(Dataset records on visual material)
## Begin

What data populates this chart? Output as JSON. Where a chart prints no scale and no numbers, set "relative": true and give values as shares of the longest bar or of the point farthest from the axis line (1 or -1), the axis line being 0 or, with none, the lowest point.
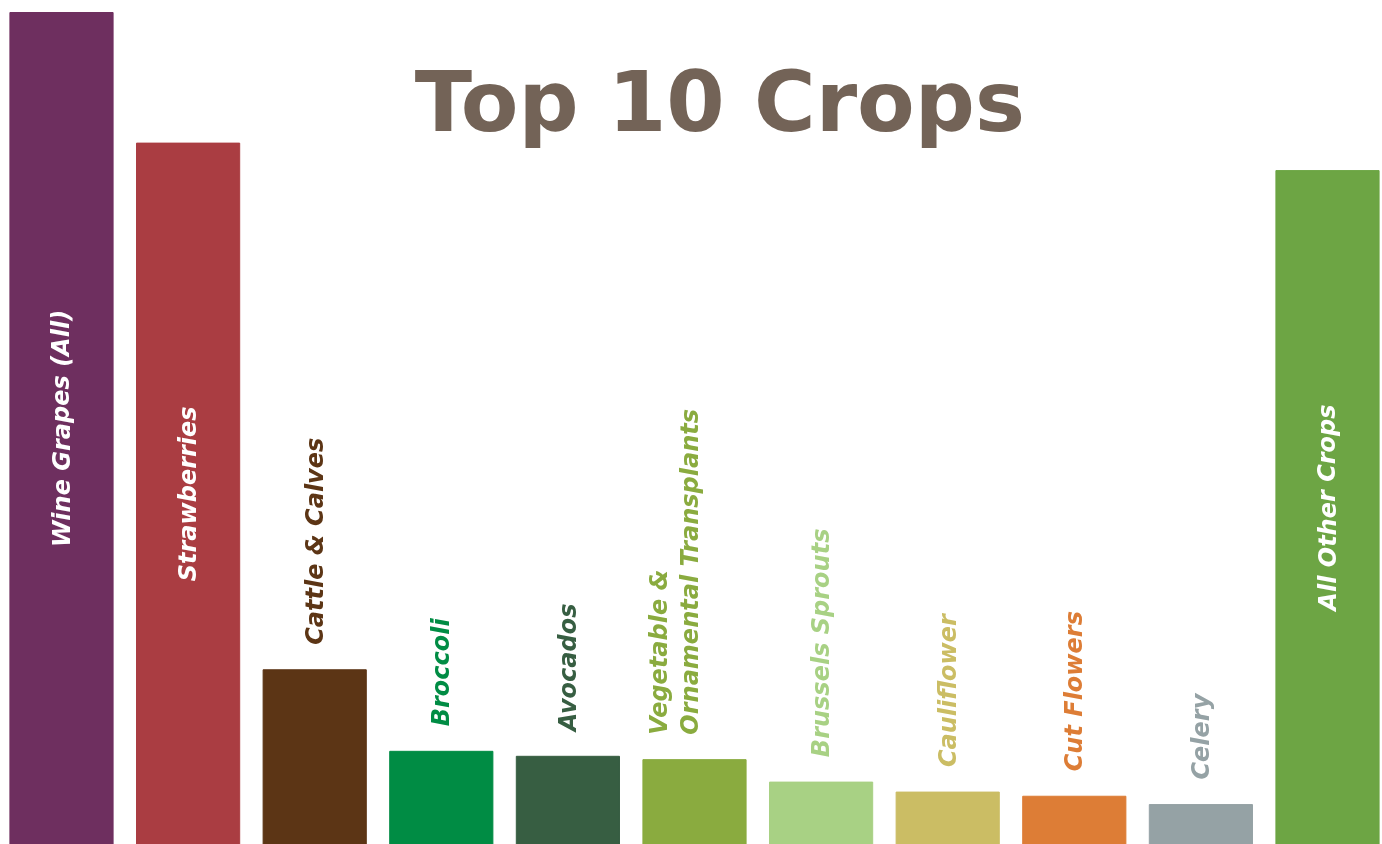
{
  "chart_data": {
    "type": "bar",
    "relative": true,
    "title": "Top 10 Crops",
    "categories": [
      "Wine Grapes (All)",
      "Strawberries",
      "Cattle & Calves",
      "Broccoli",
      "Avocados",
      "Vegetable &\nOrnamental Transplants",
      "Brussels Sprouts",
      "Cauliflower",
      "Cut Flowers",
      "Celery",
      "All Other Crops"
    ],
    "values": [
      1,
      0.843,
      0.21,
      0.112,
      0.106,
      0.102,
      0.075,
      0.063,
      0.058,
      0.048,
      0.81
    ],
    "colors": [
      "#6e2f5f",
      "#aa3d42",
      "#5c3515",
      "#008c44",
      "#375e42",
      "#8aab3f",
      "#a8d184",
      "#cbbd64",
      "#dd7d36",
      "#95a2a5",
      "#6da544"
    ]
  }
}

## End

§ **THE TASK**: Leave the pictures out and copy the rest of the data exactly.

§ **OUTPUT**:
What data populates this chart? Output as JSON. Where a chart prints no scale and no numbers, set "relative": true and give values as shares of the longest bar or of the point farthest from the axis line (1 or -1), the axis line being 0 or, with none, the lowest point.
{
  "chart_data": {
    "type": "bar",
    "relative": true,
    "title": "Top 10 Crops",
    "categories": [
      "Wine Grapes (All)",
      "Strawberries",
      "Cattle & Calves",
      "Broccoli",
      "Avocados",
      "Vegetable &\nOrnamental Transplants",
      "Brussels Sprouts",
      "Cauliflower",
      "Cut Flowers",
      "Celery",
      "All Other Crops"
    ],
    "values": [
      1,
      0.843,
      0.21,
      0.112,
      0.106,
      0.102,
      0.075,
      0.063,
      0.058,
      0.048,
      0.81
    ],
    "colors": [
      "#6e2f5f",
      "#aa3d42",
      "#5c3515",
      "#008c44",
      "#375e42",
      "#8aab3f",
      "#a8d184",
      "#cbbd64",
      "#dd7d36",
      "#95a2a5",
      "#6da544"
    ]
  }
}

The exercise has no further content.